What the exercise asks >>
Only a number is required: how many lines of the material contain the word "房屋新开工面积"?

Records for this exercise >>

....................

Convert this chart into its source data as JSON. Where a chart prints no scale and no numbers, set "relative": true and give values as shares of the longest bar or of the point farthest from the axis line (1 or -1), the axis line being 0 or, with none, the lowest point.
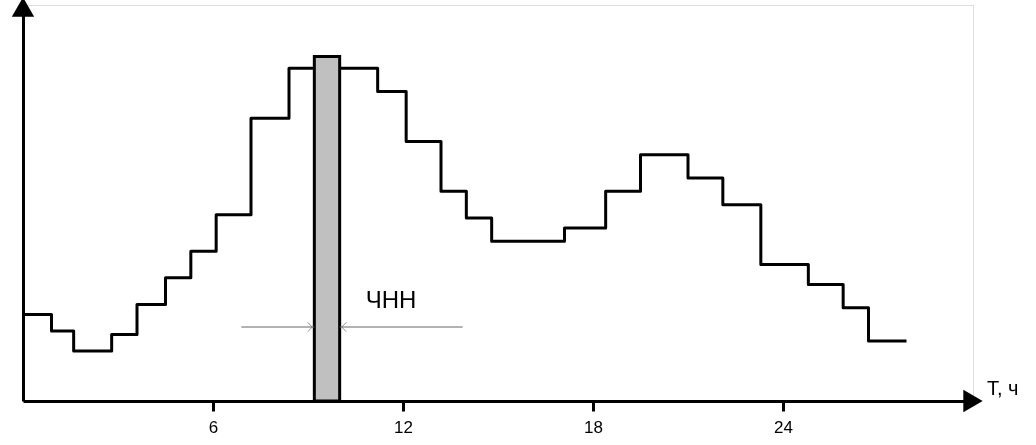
{
  "chart_data": {
    "type": "step",
    "relative": true,
    "xlabel": "T, ч",
    "x": [
      0,
      0.9,
      1.6,
      2.8,
      3.6,
      4.5,
      5.3,
      6.1,
      7.2,
      8.4,
      11.2,
      12.1,
      13.2,
      14.0,
      14.8,
      17.1,
      18.4,
      19.5,
      21.0,
      22.1,
      23.3,
      24.8,
      25.9,
      26.7,
      27.9
    ],
    "series": [
      {
        "color": "#000000",
        "values": [
          0.26,
          0.21,
          0.15,
          0.2,
          0.29,
          0.37,
          0.45,
          0.56,
          0.85,
          1.0,
          0.93,
          0.78,
          0.63,
          0.55,
          0.48,
          0.52,
          0.63,
          0.74,
          0.67,
          0.59,
          0.41,
          0.35,
          0.28,
          0.18,
          0.18
        ]
      }
    ],
    "xlim": [
      0,
      30
    ],
    "xticks": [
      6,
      12,
      18,
      24
    ],
    "bands": [
      {
        "axis": "x",
        "from": 9.2,
        "to": 10.0,
        "label": "ЧНН",
        "color": "#c0c0c0"
      }
    ],
    "grid": false,
    "tick_labels": "x",
    "marker": "none",
    "line_style": "solid"
  }
}
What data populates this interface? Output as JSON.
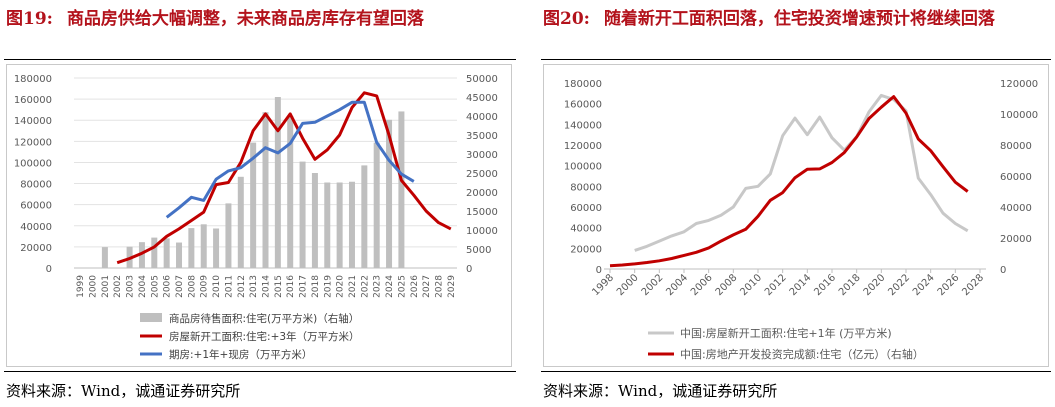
{
  "figures": [
    {
      "id": "left",
      "fig_number": "图19:",
      "title": "商品房供给大幅调整，未来商品房库存有望回落",
      "source": "资料来源：Wind，诚通证券研究所"
    },
    {
      "id": "right",
      "fig_number": "图20:",
      "title": "随着新开工面积回落，住宅投资增速预计将继续回落",
      "source": "资料来源：Wind，诚通证券研究所"
    }
  ],
  "colors": {
    "title_red": "#b3121b",
    "grey_bar": "#bfbfbf",
    "red_line": "#c00000",
    "blue_line": "#4472c4",
    "grey_line": "#c8c8c8",
    "axis_text": "#595959"
  },
  "chart_data": [
    {
      "type": "bar",
      "x": [
        "1999",
        "2000",
        "2001",
        "2002",
        "2003",
        "2004",
        "2005",
        "2006",
        "2007",
        "2008",
        "2009",
        "2010",
        "2011",
        "2012",
        "2013",
        "2014",
        "2015",
        "2016",
        "2017",
        "2018",
        "2019",
        "2020",
        "2021",
        "2022",
        "2023",
        "2024",
        "2025",
        "2026",
        "2027",
        "2028",
        "2029"
      ],
      "ylim": [
        0,
        180000
      ],
      "y2lim": [
        0,
        50000
      ],
      "yticks": [
        "0",
        "20000",
        "40000",
        "60000",
        "80000",
        "100000",
        "120000",
        "140000",
        "160000",
        "180000"
      ],
      "y2ticks": [
        "0",
        "5000",
        "10000",
        "15000",
        "20000",
        "25000",
        "30000",
        "35000",
        "40000",
        "45000",
        "50000"
      ],
      "grid": true,
      "legend_position": "bottom",
      "series": [
        {
          "name": "商品房待售面积:住宅(万平方米)（右轴）",
          "type": "bar",
          "axis": "right",
          "color": "#bfbfbf",
          "values": [
            null,
            null,
            5500,
            null,
            5600,
            6800,
            8000,
            7800,
            6700,
            10500,
            11500,
            10400,
            17000,
            24000,
            33000,
            41000,
            45000,
            40000,
            28000,
            25000,
            22500,
            22500,
            22700,
            27000,
            33000,
            39000,
            41200,
            null,
            null,
            null,
            null
          ]
        },
        {
          "name": "房屋新开工面积:住宅:+3年（万平方米）",
          "type": "line",
          "axis": "left",
          "color": "#c00000",
          "values": [
            null,
            null,
            null,
            5000,
            9000,
            14000,
            20000,
            30000,
            37000,
            45000,
            53000,
            79000,
            81000,
            100000,
            130000,
            146000,
            130000,
            146000,
            123000,
            103000,
            112000,
            126000,
            152000,
            166000,
            163000,
            126000,
            83000,
            69000,
            54000,
            43000,
            37000
          ]
        },
        {
          "name": "期房:+1年+现房（万平方米）",
          "type": "line",
          "axis": "left",
          "color": "#4472c4",
          "values": [
            null,
            null,
            null,
            null,
            null,
            null,
            null,
            48000,
            57000,
            67000,
            64000,
            84000,
            92000,
            95000,
            104000,
            114000,
            109000,
            118000,
            137000,
            138000,
            144000,
            150000,
            157000,
            157000,
            119000,
            102000,
            89000,
            82000,
            null,
            null,
            null
          ]
        }
      ]
    },
    {
      "type": "line",
      "x": [
        "1998",
        "1999",
        "2000",
        "2001",
        "2002",
        "2003",
        "2004",
        "2005",
        "2006",
        "2007",
        "2008",
        "2009",
        "2010",
        "2011",
        "2012",
        "2013",
        "2014",
        "2015",
        "2016",
        "2017",
        "2018",
        "2019",
        "2020",
        "2021",
        "2022",
        "2023",
        "2024",
        "2025",
        "2026",
        "2027",
        "2028"
      ],
      "xticks": [
        "1998",
        "2000",
        "2002",
        "2004",
        "2006",
        "2008",
        "2010",
        "2012",
        "2014",
        "2016",
        "2018",
        "2020",
        "2022",
        "2024",
        "2026",
        "2028"
      ],
      "ylim": [
        0,
        180000
      ],
      "y2lim": [
        0,
        120000
      ],
      "yticks": [
        "0",
        "20000",
        "40000",
        "60000",
        "80000",
        "100000",
        "120000",
        "140000",
        "160000",
        "180000"
      ],
      "y2ticks": [
        "0",
        "20000",
        "40000",
        "60000",
        "80000",
        "100000",
        "120000"
      ],
      "grid": false,
      "legend_position": "bottom",
      "series": [
        {
          "name": "中国:房屋新开工面积:住宅+1年 (万平方米)",
          "axis": "left",
          "color": "#c8c8c8",
          "values": [
            null,
            null,
            18000,
            22000,
            27000,
            32000,
            36000,
            44000,
            47000,
            52000,
            60000,
            78000,
            80000,
            92000,
            129000,
            146000,
            130000,
            147000,
            127000,
            115000,
            128000,
            152000,
            168000,
            164000,
            153000,
            88000,
            72000,
            54000,
            44000,
            37000,
            null
          ]
        },
        {
          "name": "中国:房地产开发投资完成额:住宅（亿元）（右轴）",
          "axis": "right",
          "color": "#c00000",
          "values": [
            2100,
            2600,
            3300,
            4200,
            5300,
            6800,
            8800,
            10800,
            13600,
            18000,
            22000,
            25600,
            34000,
            44300,
            49300,
            58900,
            64300,
            64600,
            68700,
            75100,
            85200,
            97100,
            104400,
            111200,
            100600,
            83900,
            76300,
            66000,
            56000,
            50000,
            null
          ]
        }
      ]
    }
  ]
}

....................

Solved problem >>
2